Pick up the fact sheet on the Mexican gray wolf after its last sentence and continue writing it.

#### READING TEXT

Mexican Gray Wolf

STATUSEndangered

COMMON NAME (SCIENTIFIC NAME)Canis lupis baileyi

DIETElk, white-tailed deer, mule deer, javelinas, rabbits, ground squirrels, and mice.

RANGEArizona, New Mexico, and Mexico

HABITATMountain woodlands, grasslands, and scrublands

Mexican Gray Wolf

Mexican gray wolves are the smallest gray wolf subspecies in North America and are approximately half of the size of the North American gray wolf. Males are slightly larger than females. Despite the name “gray” wolf, their coats are a mix of gray, rust, brown, black and cream. They tend to have darker colored backs and lighter colored bellies.

Range: Historic Range: Western Texas, New Mexico, Arizona, Colorado, Utah and Mexico. Current Range: re- introduced into areas of Arizona , New Mexico and the Sierra Madre Occidentalis in Mexico.

########
#### DATA EXTRACTS

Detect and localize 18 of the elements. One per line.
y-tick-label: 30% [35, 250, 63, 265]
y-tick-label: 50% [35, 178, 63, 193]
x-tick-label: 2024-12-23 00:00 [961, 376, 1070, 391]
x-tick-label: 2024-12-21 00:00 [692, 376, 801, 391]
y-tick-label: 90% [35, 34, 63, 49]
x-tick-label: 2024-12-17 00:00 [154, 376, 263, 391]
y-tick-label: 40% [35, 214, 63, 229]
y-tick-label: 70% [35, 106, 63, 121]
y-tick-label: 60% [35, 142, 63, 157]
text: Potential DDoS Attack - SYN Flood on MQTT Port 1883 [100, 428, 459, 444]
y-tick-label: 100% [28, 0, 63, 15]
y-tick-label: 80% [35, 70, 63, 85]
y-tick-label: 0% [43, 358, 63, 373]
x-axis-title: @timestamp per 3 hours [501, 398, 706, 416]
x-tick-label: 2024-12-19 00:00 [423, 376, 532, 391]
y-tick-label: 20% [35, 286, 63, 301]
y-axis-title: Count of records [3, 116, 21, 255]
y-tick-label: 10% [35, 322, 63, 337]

########

RESULT FOR THIS EXERCISE:
Diet:  elk, white-tailed deer, and mule deer, as well as javelinas, rabbits, ground squirrels, and mice.

Life Cycle/ Social Structure Mexican gray wolves are social animals and live in packs, usually with an alpha breeding pair and their offspring. Mating season is between mid-February to mid-March and after a 63-day gestation period, a litter of 4 – 7 pups is born blind and helpless. The subordinates in the pack will help raise the pups, who will become mature at 10 months of age. Wolves communicate through scent-marking, body language and vocalizations, including howling.